● What you have to do
Report each line of the data that includes the word "Paulo".

● Dataset entries
::::::::
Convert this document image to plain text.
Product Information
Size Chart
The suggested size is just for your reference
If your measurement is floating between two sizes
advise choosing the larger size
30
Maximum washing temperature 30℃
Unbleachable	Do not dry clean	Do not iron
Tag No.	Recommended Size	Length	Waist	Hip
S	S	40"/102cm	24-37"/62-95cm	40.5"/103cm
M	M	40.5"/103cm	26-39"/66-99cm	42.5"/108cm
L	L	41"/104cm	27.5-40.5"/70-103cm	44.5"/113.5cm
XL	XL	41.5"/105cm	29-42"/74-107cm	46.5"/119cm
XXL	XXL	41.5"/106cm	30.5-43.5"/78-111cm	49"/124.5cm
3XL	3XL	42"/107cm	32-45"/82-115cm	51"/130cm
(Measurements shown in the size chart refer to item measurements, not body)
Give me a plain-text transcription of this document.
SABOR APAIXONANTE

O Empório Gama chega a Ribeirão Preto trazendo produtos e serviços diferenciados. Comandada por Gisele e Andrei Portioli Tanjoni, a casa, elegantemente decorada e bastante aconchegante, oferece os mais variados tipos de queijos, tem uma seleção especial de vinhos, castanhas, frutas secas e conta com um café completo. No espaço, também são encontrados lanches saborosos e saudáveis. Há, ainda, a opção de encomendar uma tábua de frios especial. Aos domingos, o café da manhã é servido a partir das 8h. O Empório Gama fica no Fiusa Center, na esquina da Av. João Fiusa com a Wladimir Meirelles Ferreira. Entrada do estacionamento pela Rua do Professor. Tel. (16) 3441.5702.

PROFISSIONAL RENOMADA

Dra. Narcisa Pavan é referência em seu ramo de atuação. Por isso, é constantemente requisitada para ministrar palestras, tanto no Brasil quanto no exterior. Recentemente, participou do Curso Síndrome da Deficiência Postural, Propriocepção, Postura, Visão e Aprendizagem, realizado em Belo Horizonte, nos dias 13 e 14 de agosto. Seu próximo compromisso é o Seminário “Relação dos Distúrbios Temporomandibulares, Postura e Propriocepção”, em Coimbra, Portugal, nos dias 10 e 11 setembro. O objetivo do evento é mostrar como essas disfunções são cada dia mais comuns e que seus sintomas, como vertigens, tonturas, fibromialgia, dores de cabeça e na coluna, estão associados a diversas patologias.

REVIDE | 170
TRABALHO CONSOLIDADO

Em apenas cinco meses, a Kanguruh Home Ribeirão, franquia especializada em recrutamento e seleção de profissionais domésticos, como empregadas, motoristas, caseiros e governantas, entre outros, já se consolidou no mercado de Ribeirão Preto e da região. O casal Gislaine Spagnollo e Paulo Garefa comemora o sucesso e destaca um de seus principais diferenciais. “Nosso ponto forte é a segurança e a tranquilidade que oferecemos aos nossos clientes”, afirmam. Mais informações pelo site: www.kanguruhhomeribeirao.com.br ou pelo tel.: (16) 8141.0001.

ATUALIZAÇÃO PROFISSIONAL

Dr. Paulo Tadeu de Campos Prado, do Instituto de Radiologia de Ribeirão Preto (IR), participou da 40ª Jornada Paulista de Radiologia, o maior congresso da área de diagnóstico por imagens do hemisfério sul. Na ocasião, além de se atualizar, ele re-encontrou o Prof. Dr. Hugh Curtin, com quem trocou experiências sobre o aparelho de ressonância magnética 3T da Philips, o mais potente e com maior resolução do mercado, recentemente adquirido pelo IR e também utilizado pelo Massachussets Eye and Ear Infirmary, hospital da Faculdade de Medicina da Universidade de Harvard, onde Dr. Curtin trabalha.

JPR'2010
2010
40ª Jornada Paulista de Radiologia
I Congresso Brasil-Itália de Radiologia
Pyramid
::::::::
● Task answer
Em apenas cinco meses, a Kanguruh Home Ribeirão, franquia especializada em recrutamento e seleção de profissionais domésticos, como empregadas, motoristas, caseiros e governantas, entre outros, já se consolidou no mercado de Ribeirão Preto e da região. O casal Gislaine Spagnollo e Paulo Garefa comemora o sucesso e destaca um de seus principais diferenciais. “Nosso ponto forte é a segurança e a tranquilidade que oferecemos aos nossos clientes”, afirmam. Mais informações pelo site: www.kanguruhhomeribeirao.com.br ou pelo tel.: (16) 8141.0001.
Dr. Paulo Tadeu de Campos Prado, do Instituto de Radiologia de Ribeirão Preto (IR), participou da 40ª Jornada Paulista de Radiologia, o maior congresso da área de diagnóstico por imagens do hemisfério sul. Na ocasião, além de se atualizar, ele re-encontrou o Prof. Dr. Hugh Curtin, com quem trocou experiências sobre o aparelho de ressonância magnética 3T da Philips, o mais potente e com maior resolução do mercado, recentemente adquirido pelo IR e também utilizado pelo Massachussets Eye and Ear Infirmary, hospital da Faculdade de Medicina da Universidade de Harvard, onde Dr. Curtin trabalha.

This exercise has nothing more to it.